• _Goal_
Leave out the pictures and return every entry exactly as it appears.
*** Listing
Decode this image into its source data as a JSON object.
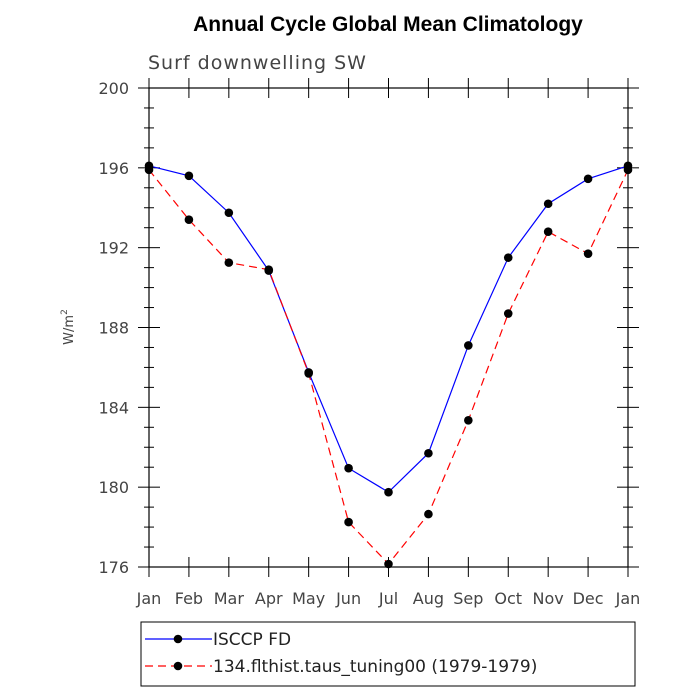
{
  "chart_data": {
    "type": "line",
    "title": "Annual Cycle Global Mean Climatology",
    "subtitle": "Surf downwelling SW",
    "ylabel": "W/m",
    "ylabel_sup": "2",
    "ylim": [
      176,
      200
    ],
    "yticks": [
      "176",
      "180",
      "184",
      "188",
      "192",
      "196",
      "200"
    ],
    "categories": [
      "Jan",
      "Feb",
      "Mar",
      "Apr",
      "May",
      "Jun",
      "Jul",
      "Aug",
      "Sep",
      "Oct",
      "Nov",
      "Dec",
      "Jan"
    ],
    "grid": false,
    "series": [
      {
        "name": "ISCCP FD",
        "color": "#0000ff",
        "dash": "solid",
        "values": [
          196.1,
          195.6,
          193.75,
          190.85,
          185.75,
          180.95,
          179.75,
          181.7,
          187.1,
          191.5,
          194.2,
          195.45,
          196.1
        ]
      },
      {
        "name": "134.flthist.taus_tuning00 (1979-1979)",
        "color": "#ff0000",
        "dash": "dashed",
        "values": [
          195.9,
          193.4,
          191.25,
          190.9,
          185.7,
          178.25,
          176.15,
          178.65,
          183.35,
          188.7,
          192.8,
          191.7,
          195.9
        ]
      }
    ]
  }
}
******
• _Solution to this task_
Decode this image into its source data as a JSON object.
{
  "chart_data": {
    "type": "line",
    "title": "Annual Cycle Global Mean Climatology",
    "subtitle": "Surf downwelling SW",
    "ylabel": "W/m",
    "ylabel_sup": "2",
    "ylim": [
      176,
      200
    ],
    "yticks": [
      "176",
      "180",
      "184",
      "188",
      "192",
      "196",
      "200"
    ],
    "categories": [
      "Jan",
      "Feb",
      "Mar",
      "Apr",
      "May",
      "Jun",
      "Jul",
      "Aug",
      "Sep",
      "Oct",
      "Nov",
      "Dec",
      "Jan"
    ],
    "grid": false,
    "series": [
      {
        "name": "ISCCP FD",
        "color": "#0000ff",
        "dash": "solid",
        "values": [
          196.1,
          195.6,
          193.75,
          190.85,
          185.75,
          180.95,
          179.75,
          181.7,
          187.1,
          191.5,
          194.2,
          195.45,
          196.1
        ]
      },
      {
        "name": "134.flthist.taus_tuning00 (1979-1979)",
        "color": "#ff0000",
        "dash": "dashed",
        "values": [
          195.9,
          193.4,
          191.25,
          190.9,
          185.7,
          178.25,
          176.15,
          178.65,
          183.35,
          188.7,
          192.8,
          191.7,
          195.9
        ]
      }
    ]
  }
}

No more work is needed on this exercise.